* **DIRECTIVE**
Using the records below, please work out how many lines contain "finibus"; answer with the number alone.

--- Start SUPPLIED DATA ---

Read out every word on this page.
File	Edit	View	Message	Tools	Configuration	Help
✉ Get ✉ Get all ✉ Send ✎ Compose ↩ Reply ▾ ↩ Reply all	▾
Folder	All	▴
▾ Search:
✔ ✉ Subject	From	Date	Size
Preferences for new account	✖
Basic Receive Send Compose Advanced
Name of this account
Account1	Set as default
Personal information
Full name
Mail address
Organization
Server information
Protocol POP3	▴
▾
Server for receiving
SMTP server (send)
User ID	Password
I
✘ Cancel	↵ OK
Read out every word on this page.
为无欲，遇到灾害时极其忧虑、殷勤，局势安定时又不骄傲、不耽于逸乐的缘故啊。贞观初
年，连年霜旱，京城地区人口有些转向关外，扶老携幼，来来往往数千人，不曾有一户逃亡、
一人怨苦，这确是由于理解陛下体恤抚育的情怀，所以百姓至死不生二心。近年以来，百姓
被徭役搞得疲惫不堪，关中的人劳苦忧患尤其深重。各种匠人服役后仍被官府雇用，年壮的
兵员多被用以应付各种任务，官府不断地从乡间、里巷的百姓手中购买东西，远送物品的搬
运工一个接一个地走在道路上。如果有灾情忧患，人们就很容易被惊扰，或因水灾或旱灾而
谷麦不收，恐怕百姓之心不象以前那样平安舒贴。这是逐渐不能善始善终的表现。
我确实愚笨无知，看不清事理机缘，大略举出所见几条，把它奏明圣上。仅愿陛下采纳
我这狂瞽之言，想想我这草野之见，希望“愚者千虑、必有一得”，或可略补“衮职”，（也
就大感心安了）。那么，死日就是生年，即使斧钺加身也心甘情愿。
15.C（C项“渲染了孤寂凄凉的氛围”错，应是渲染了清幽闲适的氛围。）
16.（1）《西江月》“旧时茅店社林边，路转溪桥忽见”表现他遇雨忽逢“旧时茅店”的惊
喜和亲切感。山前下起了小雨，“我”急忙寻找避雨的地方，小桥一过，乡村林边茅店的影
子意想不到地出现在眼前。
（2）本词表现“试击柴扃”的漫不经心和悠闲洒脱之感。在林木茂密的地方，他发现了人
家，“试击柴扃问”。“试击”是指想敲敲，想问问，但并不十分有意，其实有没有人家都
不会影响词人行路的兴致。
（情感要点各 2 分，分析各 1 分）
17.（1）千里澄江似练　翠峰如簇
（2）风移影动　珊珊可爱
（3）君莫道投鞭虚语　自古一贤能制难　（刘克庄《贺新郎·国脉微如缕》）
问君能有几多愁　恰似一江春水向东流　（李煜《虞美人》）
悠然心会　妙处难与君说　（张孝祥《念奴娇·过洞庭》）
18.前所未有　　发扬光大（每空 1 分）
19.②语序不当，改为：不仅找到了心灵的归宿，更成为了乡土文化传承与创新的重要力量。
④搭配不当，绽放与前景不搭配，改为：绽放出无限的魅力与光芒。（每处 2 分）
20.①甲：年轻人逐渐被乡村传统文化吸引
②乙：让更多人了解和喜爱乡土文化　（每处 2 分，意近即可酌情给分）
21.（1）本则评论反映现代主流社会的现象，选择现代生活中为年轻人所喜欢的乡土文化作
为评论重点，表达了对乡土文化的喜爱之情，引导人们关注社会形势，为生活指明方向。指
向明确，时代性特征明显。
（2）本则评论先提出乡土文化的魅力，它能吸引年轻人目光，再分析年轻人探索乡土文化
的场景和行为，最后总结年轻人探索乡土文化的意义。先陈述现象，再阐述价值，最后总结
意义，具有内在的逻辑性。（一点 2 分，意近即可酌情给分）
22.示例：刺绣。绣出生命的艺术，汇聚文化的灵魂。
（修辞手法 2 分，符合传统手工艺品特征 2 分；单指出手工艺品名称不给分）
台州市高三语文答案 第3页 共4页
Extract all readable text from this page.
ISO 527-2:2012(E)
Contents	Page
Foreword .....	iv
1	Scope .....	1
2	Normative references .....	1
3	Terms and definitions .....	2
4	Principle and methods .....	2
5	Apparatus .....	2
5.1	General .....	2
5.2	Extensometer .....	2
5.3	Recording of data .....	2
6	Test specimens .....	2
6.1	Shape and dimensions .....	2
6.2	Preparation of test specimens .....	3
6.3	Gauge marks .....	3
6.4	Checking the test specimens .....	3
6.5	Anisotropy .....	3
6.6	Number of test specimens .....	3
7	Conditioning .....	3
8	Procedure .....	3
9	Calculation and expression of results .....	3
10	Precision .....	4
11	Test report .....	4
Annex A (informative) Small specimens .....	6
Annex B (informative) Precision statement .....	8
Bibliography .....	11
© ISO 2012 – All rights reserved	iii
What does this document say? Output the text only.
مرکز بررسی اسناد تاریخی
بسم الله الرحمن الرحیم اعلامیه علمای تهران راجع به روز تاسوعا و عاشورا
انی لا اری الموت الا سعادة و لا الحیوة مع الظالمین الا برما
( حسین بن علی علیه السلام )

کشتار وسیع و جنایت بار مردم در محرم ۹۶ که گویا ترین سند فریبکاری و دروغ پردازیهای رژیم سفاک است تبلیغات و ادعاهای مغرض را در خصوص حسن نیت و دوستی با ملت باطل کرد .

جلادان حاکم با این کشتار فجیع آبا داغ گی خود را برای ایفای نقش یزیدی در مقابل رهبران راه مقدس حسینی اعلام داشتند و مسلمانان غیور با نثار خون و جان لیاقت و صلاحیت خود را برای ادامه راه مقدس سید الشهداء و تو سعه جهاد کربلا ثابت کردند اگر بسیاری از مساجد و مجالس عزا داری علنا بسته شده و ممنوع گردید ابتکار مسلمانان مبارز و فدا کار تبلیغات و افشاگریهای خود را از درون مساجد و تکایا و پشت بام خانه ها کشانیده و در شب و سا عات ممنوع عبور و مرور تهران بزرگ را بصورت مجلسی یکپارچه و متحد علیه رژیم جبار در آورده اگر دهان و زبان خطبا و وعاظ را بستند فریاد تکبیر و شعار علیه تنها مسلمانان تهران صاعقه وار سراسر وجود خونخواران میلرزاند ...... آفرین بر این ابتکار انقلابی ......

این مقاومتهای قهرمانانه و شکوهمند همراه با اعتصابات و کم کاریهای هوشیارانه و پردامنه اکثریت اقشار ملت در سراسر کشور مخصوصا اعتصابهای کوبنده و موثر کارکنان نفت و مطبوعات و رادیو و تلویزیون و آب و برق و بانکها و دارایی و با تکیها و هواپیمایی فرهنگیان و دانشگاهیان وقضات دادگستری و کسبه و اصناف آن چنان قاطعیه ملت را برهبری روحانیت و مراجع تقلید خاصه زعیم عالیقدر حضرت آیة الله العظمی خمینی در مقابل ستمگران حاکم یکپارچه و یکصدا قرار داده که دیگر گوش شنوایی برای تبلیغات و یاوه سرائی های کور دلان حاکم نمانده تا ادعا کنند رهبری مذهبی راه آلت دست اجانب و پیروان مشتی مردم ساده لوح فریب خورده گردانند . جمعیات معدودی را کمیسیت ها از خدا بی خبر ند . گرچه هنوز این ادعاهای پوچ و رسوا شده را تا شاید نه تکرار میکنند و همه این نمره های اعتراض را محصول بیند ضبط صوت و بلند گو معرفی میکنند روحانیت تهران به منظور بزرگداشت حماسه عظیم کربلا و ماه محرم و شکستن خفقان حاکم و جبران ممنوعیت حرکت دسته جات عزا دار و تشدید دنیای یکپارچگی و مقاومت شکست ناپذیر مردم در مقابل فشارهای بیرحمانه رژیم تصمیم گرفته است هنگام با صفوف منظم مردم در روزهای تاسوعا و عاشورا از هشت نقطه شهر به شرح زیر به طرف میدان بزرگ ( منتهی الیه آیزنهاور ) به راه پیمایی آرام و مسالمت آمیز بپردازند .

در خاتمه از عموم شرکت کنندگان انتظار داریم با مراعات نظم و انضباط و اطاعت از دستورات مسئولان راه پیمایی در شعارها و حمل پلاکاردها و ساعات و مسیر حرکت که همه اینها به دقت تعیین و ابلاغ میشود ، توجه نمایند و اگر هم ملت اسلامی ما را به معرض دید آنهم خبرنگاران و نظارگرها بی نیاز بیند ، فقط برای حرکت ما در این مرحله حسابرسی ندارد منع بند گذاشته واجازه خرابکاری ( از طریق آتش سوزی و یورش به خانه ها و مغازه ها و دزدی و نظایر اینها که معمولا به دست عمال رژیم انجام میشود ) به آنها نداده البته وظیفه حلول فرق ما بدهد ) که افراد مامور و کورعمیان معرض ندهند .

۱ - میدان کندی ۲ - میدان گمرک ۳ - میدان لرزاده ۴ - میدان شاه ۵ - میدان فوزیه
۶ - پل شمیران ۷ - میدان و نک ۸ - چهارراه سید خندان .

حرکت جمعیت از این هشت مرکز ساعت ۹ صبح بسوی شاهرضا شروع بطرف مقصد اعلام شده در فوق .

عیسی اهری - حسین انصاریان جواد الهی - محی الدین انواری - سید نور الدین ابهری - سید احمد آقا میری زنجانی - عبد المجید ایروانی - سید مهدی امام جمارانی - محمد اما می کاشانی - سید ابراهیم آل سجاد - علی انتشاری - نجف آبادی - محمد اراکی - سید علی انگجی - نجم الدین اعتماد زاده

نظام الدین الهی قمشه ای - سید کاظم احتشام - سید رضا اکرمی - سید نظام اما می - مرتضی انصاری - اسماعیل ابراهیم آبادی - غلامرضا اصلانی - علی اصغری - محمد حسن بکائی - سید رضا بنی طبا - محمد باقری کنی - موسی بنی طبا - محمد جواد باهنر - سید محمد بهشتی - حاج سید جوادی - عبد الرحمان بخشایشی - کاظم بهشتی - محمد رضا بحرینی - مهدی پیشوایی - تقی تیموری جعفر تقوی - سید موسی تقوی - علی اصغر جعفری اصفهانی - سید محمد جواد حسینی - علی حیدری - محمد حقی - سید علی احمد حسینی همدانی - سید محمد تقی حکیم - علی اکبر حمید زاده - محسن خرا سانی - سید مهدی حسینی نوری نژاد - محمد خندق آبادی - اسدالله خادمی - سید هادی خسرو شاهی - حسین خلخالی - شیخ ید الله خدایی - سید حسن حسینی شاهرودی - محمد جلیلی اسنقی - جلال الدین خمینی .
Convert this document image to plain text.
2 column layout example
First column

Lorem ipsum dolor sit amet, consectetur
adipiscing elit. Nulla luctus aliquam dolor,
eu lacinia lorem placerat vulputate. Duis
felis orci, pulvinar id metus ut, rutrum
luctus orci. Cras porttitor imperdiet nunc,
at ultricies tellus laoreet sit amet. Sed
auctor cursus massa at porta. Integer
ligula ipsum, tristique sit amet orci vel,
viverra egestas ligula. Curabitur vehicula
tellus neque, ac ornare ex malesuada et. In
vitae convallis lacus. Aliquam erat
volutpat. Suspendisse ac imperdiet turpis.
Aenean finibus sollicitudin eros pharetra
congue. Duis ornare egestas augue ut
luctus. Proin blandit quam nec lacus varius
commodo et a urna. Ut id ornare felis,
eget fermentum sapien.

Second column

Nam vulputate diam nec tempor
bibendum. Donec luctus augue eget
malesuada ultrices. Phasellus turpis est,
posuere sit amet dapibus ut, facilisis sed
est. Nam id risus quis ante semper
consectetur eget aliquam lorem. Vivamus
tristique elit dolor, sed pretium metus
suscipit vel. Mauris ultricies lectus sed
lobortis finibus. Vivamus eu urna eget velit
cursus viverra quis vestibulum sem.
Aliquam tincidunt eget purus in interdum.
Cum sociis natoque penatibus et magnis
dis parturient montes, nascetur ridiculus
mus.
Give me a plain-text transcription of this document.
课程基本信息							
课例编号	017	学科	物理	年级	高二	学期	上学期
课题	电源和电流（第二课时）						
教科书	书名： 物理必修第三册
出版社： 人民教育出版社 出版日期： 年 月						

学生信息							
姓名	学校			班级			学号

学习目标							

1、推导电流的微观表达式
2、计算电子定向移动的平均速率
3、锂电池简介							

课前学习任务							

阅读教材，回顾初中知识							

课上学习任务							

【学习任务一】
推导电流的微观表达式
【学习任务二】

--- End SUPPLIED DATA ---

* **SOLUTION FOR THIS TASK**
2